**Exercise requirements**
Retype all of the listing exactly, passing over any picture you find.
::::::::
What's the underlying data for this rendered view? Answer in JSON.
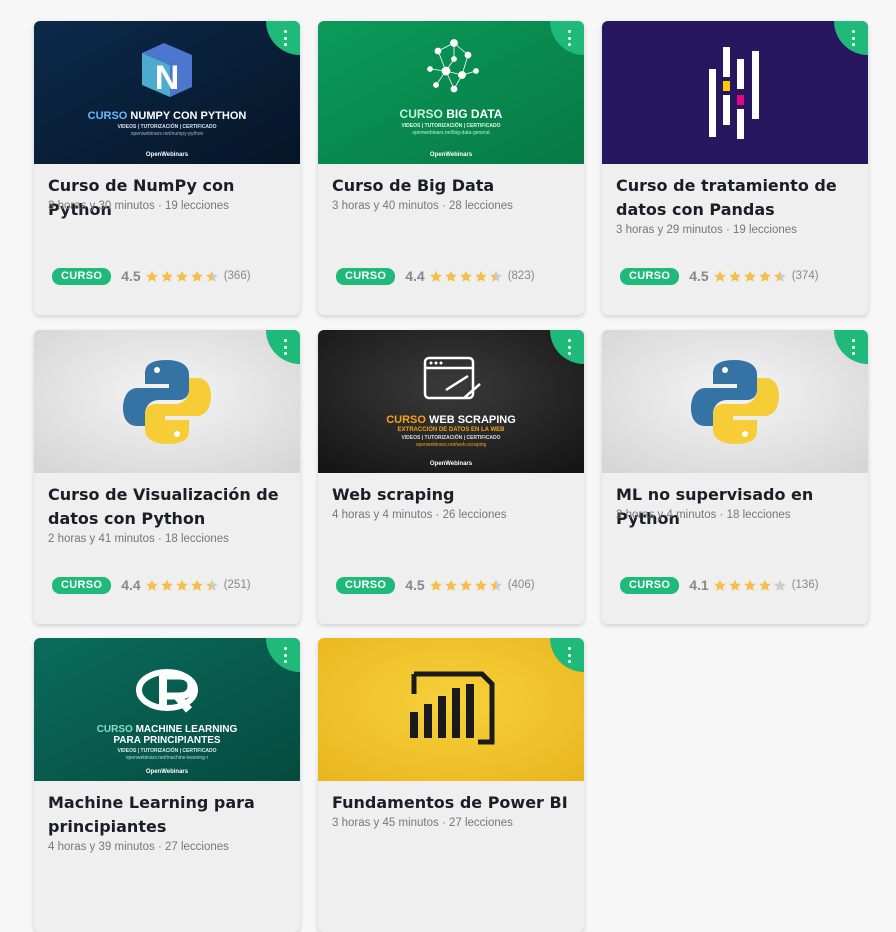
{
  "colors": {
    "accent": "#1fba7a",
    "star": "#f5c04a",
    "star_empty": "#cccccc"
  },
  "brand": {
    "owner": "OpenWebinars"
  },
  "courses": [
    {
      "title": "Curso de NumPy con Python",
      "duration": "3 horas y 30 minutos",
      "lessons": "19 lecciones",
      "badge": "CURSO",
      "rating": "4.5",
      "stars": 4.5,
      "reviews": "(366)",
      "thumb": {
        "line1_accent": "CURSO",
        "line1_rest": " NUMPY CON PYTHON",
        "line2": "VIDEOS | TUTORIZACIÓN | CERTIFICADO",
        "url": "openwebinars.net/numpy-python",
        "logo_letter": "N"
      }
    },
    {
      "title": "Curso de Big Data",
      "duration": "3 horas y 40 minutos",
      "lessons": "28 lecciones",
      "badge": "CURSO",
      "rating": "4.4",
      "stars": 4.4,
      "reviews": "(823)",
      "thumb": {
        "line1_accent": "CURSO",
        "line1_rest": " BIG DATA",
        "line2": "VIDEOS | TUTORIZACIÓN | CERTIFICADO",
        "url": "openwebinars.net/big-data-general"
      }
    },
    {
      "title": "Curso de tratamiento de datos con Pandas",
      "duration": "3 horas y 29 minutos",
      "lessons": "19 lecciones",
      "badge": "CURSO",
      "rating": "4.5",
      "stars": 4.5,
      "reviews": "(374)"
    },
    {
      "title": "Curso de Visualización de datos con Python",
      "duration": "2 horas y 41 minutos",
      "lessons": "18 lecciones",
      "badge": "CURSO",
      "rating": "4.4",
      "stars": 4.4,
      "reviews": "(251)"
    },
    {
      "title": "Web scraping",
      "duration": "4 horas y 4 minutos",
      "lessons": "26 lecciones",
      "badge": "CURSO",
      "rating": "4.5",
      "stars": 4.5,
      "reviews": "(406)",
      "thumb": {
        "line1_accent": "CURSO",
        "line1_rest": " WEB SCRAPING",
        "line2": "EXTRACCIÓN DE DATOS EN LA WEB",
        "line3": "VIDEOS | TUTORIZACIÓN | CERTIFICADO",
        "url": "openwebinars.net/web-scraping"
      }
    },
    {
      "title": "ML no supervisado en Python",
      "duration": "2 horas y 4 minutos",
      "lessons": "18 lecciones",
      "badge": "CURSO",
      "rating": "4.1",
      "stars": 4.1,
      "reviews": "(136)"
    },
    {
      "title": "Machine Learning para principiantes",
      "duration": "4 horas y 39 minutos",
      "lessons": "27 lecciones",
      "thumb": {
        "line1_accent": "CURSO",
        "line1_rest": " MACHINE LEARNING",
        "line2": "PARA PRINCIPIANTES",
        "line3": "VIDEOS | TUTORIZACIÓN | CERTIFICADO",
        "url": "openwebinars.net/machine-learning-r"
      }
    },
    {
      "title": "Fundamentos de Power BI",
      "duration": "3 horas y 45 minutos",
      "lessons": "27 lecciones"
    }
  ]
}
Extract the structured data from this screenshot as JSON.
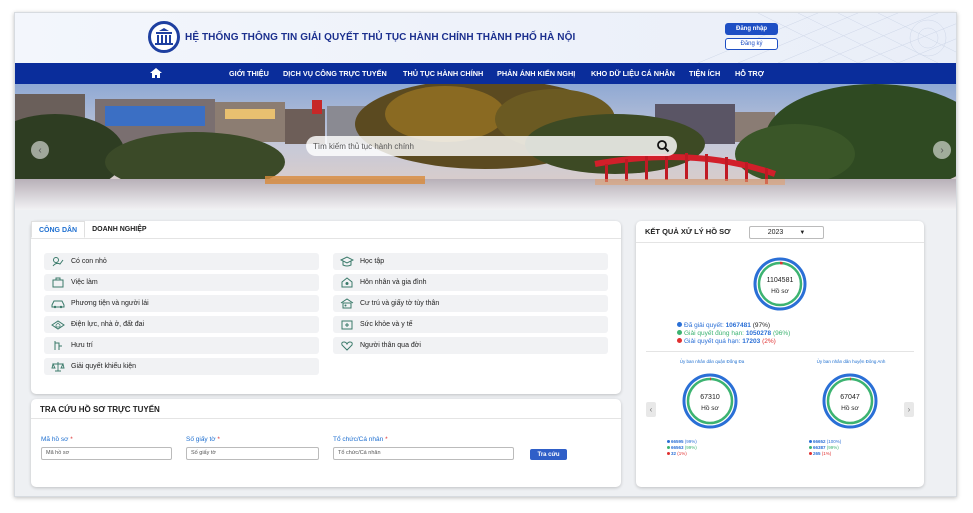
{
  "header": {
    "title": "HỆ THỐNG THÔNG TIN GIẢI QUYẾT THỦ TỤC HÀNH CHÍNH THÀNH PHỐ HÀ NỘI",
    "login_label": "Đăng nhập",
    "register_label": "Đăng ký"
  },
  "nav": {
    "items": [
      "GIỚI THIỆU",
      "DỊCH VỤ CÔNG TRỰC TUYẾN",
      "THỦ TỤC HÀNH CHÍNH",
      "PHẢN ÁNH KIẾN NGHỊ",
      "KHO DỮ LIỆU CÁ NHÂN",
      "TIỆN ÍCH",
      "HỖ TRỢ"
    ]
  },
  "banner": {
    "search_placeholder": "Tìm kiếm thủ tục hành chính"
  },
  "services": {
    "tabs": [
      "CÔNG DÂN",
      "DOANH NGHIỆP"
    ],
    "left": [
      {
        "label": "Có con nhỏ",
        "icon": "baby-icon"
      },
      {
        "label": "Việc làm",
        "icon": "briefcase-icon"
      },
      {
        "label": "Phương tiện và người lái",
        "icon": "car-icon"
      },
      {
        "label": "Điện lực, nhà ở, đất đai",
        "icon": "land-icon"
      },
      {
        "label": "Hưu trí",
        "icon": "retire-icon"
      },
      {
        "label": "Giải quyết khiếu kiện",
        "icon": "scale-icon"
      }
    ],
    "right": [
      {
        "label": "Học tập",
        "icon": "graduation-icon"
      },
      {
        "label": "Hôn nhân và gia đình",
        "icon": "family-icon"
      },
      {
        "label": "Cư trú và giấy tờ tùy thân",
        "icon": "id-card-icon"
      },
      {
        "label": "Sức khỏe và y tế",
        "icon": "health-icon"
      },
      {
        "label": "Người thân qua đời",
        "icon": "heart-icon"
      }
    ]
  },
  "lookup": {
    "title": "TRA CỨU HỒ SƠ TRỰC TUYẾN",
    "field1_label": "Mã hồ sơ",
    "field1_placeholder": "Mã hồ sơ",
    "field2_label": "Số giấy tờ",
    "field2_placeholder": "Số giấy tờ",
    "field3_label": "Tổ chức/Cá nhân",
    "field3_placeholder": "Tổ chức/Cá nhân",
    "required_mark": "*",
    "button_label": "Tra cứu"
  },
  "results": {
    "title": "KẾT QUẢ XỬ LÝ HỒ SƠ",
    "year": "2023",
    "total": "1104581",
    "unit": "Hồ sơ",
    "legend": [
      {
        "label": "Đã giải quyết:",
        "value": "1067481",
        "pct": "(97%)",
        "color": "#2a6fd6"
      },
      {
        "label": "Giải quyết đúng hạn:",
        "value": "1050278",
        "pct": "(96%)",
        "color": "#3cb371"
      },
      {
        "label": "Giải quyết quá hạn:",
        "value": "17203",
        "pct": "(2%)",
        "color": "#e03030"
      }
    ],
    "sub": [
      {
        "title": "Ủy ban nhân dân quận Đống Đa",
        "total": "67310",
        "unit": "Hồ sơ",
        "legend": [
          {
            "value": "66595",
            "pct": "(99%)",
            "color": "#2a6fd6"
          },
          {
            "value": "66563",
            "pct": "(99%)",
            "color": "#3cb371"
          },
          {
            "value": "32",
            "pct": "(1%)",
            "color": "#e03030"
          }
        ]
      },
      {
        "title": "Ủy ban nhân dân huyện Đông Anh",
        "total": "67047",
        "unit": "Hồ sơ",
        "legend": [
          {
            "value": "66652",
            "pct": "(100%)",
            "color": "#2a6fd6"
          },
          {
            "value": "66387",
            "pct": "(99%)",
            "color": "#3cb371"
          },
          {
            "value": "265",
            "pct": "(1%)",
            "color": "#e03030"
          }
        ]
      }
    ]
  },
  "colors": {
    "nav_bg": "#0a2d9b",
    "title_blue": "#1b2f8e",
    "accent_blue": "#1e6fd0",
    "ring_blue": "#2a6fd6",
    "ring_green": "#3cb371",
    "ring_red": "#e03030"
  }
}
::::::::
**Answer to this problem**
What's the underlying data for this rendered view? Answer in JSON.
{
  "colors": {
    "accent": "#1fba7a",
    "star": "#f5c04a",
    "star_empty": "#cccccc"
  },
  "brand": {
    "owner": "OpenWebinars"
  },
  "courses": [
    {
      "title": "Curso de NumPy con Python",
      "duration": "3 horas y 30 minutos",
      "lessons": "19 lecciones",
      "badge": "CURSO",
      "rating": "4.5",
      "stars": 4.5,
      "reviews": "(366)",
      "thumb": {
        "line1_accent": "CURSO",
        "line1_rest": " NUMPY CON PYTHON",
        "line2": "VIDEOS | TUTORIZACIÓN | CERTIFICADO",
        "url": "openwebinars.net/numpy-python",
        "logo_letter": "N"
      }
    },
    {
      "title": "Curso de Big Data",
      "duration": "3 horas y 40 minutos",
      "lessons": "28 lecciones",
      "badge": "CURSO",
      "rating": "4.4",
      "stars": 4.4,
      "reviews": "(823)",
      "thumb": {
        "line1_accent": "CURSO",
        "line1_rest": " BIG DATA",
        "line2": "VIDEOS | TUTORIZACIÓN | CERTIFICADO",
        "url": "openwebinars.net/big-data-general"
      }
    },
    {
      "title": "Curso de tratamiento de datos con Pandas",
      "duration": "3 horas y 29 minutos",
      "lessons": "19 lecciones",
      "badge": "CURSO",
      "rating": "4.5",
      "stars": 4.5,
      "reviews": "(374)"
    },
    {
      "title": "Curso de Visualización de datos con Python",
      "duration": "2 horas y 41 minutos",
      "lessons": "18 lecciones",
      "badge": "CURSO",
      "rating": "4.4",
      "stars": 4.4,
      "reviews": "(251)"
    },
    {
      "title": "Web scraping",
      "duration": "4 horas y 4 minutos",
      "lessons": "26 lecciones",
      "badge": "CURSO",
      "rating": "4.5",
      "stars": 4.5,
      "reviews": "(406)",
      "thumb": {
        "line1_accent": "CURSO",
        "line1_rest": " WEB SCRAPING",
        "line2": "EXTRACCIÓN DE DATOS EN LA WEB",
        "line3": "VIDEOS | TUTORIZACIÓN | CERTIFICADO",
        "url": "openwebinars.net/web-scraping"
      }
    },
    {
      "title": "ML no supervisado en Python",
      "duration": "2 horas y 4 minutos",
      "lessons": "18 lecciones",
      "badge": "CURSO",
      "rating": "4.1",
      "stars": 4.1,
      "reviews": "(136)"
    },
    {
      "title": "Machine Learning para principiantes",
      "duration": "4 horas y 39 minutos",
      "lessons": "27 lecciones",
      "thumb": {
        "line1_accent": "CURSO",
        "line1_rest": " MACHINE LEARNING",
        "line2": "PARA PRINCIPIANTES",
        "line3": "VIDEOS | TUTORIZACIÓN | CERTIFICADO",
        "url": "openwebinars.net/machine-learning-r"
      }
    },
    {
      "title": "Fundamentos de Power BI",
      "duration": "3 horas y 45 minutos",
      "lessons": "27 lecciones"
    }
  ]
}
Extract the structured data from this screenshot as JSON.
{
  "header": {
    "title": "HỆ THỐNG THÔNG TIN GIẢI QUYẾT THỦ TỤC HÀNH CHÍNH THÀNH PHỐ HÀ NỘI",
    "login_label": "Đăng nhập",
    "register_label": "Đăng ký"
  },
  "nav": {
    "items": [
      "GIỚI THIỆU",
      "DỊCH VỤ CÔNG TRỰC TUYẾN",
      "THỦ TỤC HÀNH CHÍNH",
      "PHẢN ÁNH KIẾN NGHỊ",
      "KHO DỮ LIỆU CÁ NHÂN",
      "TIỆN ÍCH",
      "HỖ TRỢ"
    ]
  },
  "banner": {
    "search_placeholder": "Tìm kiếm thủ tục hành chính"
  },
  "services": {
    "tabs": [
      "CÔNG DÂN",
      "DOANH NGHIỆP"
    ],
    "left": [
      {
        "label": "Có con nhỏ",
        "icon": "baby-icon"
      },
      {
        "label": "Việc làm",
        "icon": "briefcase-icon"
      },
      {
        "label": "Phương tiện và người lái",
        "icon": "car-icon"
      },
      {
        "label": "Điện lực, nhà ở, đất đai",
        "icon": "land-icon"
      },
      {
        "label": "Hưu trí",
        "icon": "retire-icon"
      },
      {
        "label": "Giải quyết khiếu kiện",
        "icon": "scale-icon"
      }
    ],
    "right": [
      {
        "label": "Học tập",
        "icon": "graduation-icon"
      },
      {
        "label": "Hôn nhân và gia đình",
        "icon": "family-icon"
      },
      {
        "label": "Cư trú và giấy tờ tùy thân",
        "icon": "id-card-icon"
      },
      {
        "label": "Sức khỏe và y tế",
        "icon": "health-icon"
      },
      {
        "label": "Người thân qua đời",
        "icon": "heart-icon"
      }
    ]
  },
  "lookup": {
    "title": "TRA CỨU HỒ SƠ TRỰC TUYẾN",
    "field1_label": "Mã hồ sơ",
    "field1_placeholder": "Mã hồ sơ",
    "field2_label": "Số giấy tờ",
    "field2_placeholder": "Số giấy tờ",
    "field3_label": "Tổ chức/Cá nhân",
    "field3_placeholder": "Tổ chức/Cá nhân",
    "required_mark": "*",
    "button_label": "Tra cứu"
  },
  "results": {
    "title": "KẾT QUẢ XỬ LÝ HỒ SƠ",
    "year": "2023",
    "total": "1104581",
    "unit": "Hồ sơ",
    "legend": [
      {
        "label": "Đã giải quyết:",
        "value": "1067481",
        "pct": "(97%)",
        "color": "#2a6fd6"
      },
      {
        "label": "Giải quyết đúng hạn:",
        "value": "1050278",
        "pct": "(96%)",
        "color": "#3cb371"
      },
      {
        "label": "Giải quyết quá hạn:",
        "value": "17203",
        "pct": "(2%)",
        "color": "#e03030"
      }
    ],
    "sub": [
      {
        "title": "Ủy ban nhân dân quận Đống Đa",
        "total": "67310",
        "unit": "Hồ sơ",
        "legend": [
          {
            "value": "66595",
            "pct": "(99%)",
            "color": "#2a6fd6"
          },
          {
            "value": "66563",
            "pct": "(99%)",
            "color": "#3cb371"
          },
          {
            "value": "32",
            "pct": "(1%)",
            "color": "#e03030"
          }
        ]
      },
      {
        "title": "Ủy ban nhân dân huyện Đông Anh",
        "total": "67047",
        "unit": "Hồ sơ",
        "legend": [
          {
            "value": "66652",
            "pct": "(100%)",
            "color": "#2a6fd6"
          },
          {
            "value": "66387",
            "pct": "(99%)",
            "color": "#3cb371"
          },
          {
            "value": "265",
            "pct": "(1%)",
            "color": "#e03030"
          }
        ]
      }
    ]
  },
  "colors": {
    "nav_bg": "#0a2d9b",
    "title_blue": "#1b2f8e",
    "accent_blue": "#1e6fd0",
    "ring_blue": "#2a6fd6",
    "ring_green": "#3cb371",
    "ring_red": "#e03030"
  }
}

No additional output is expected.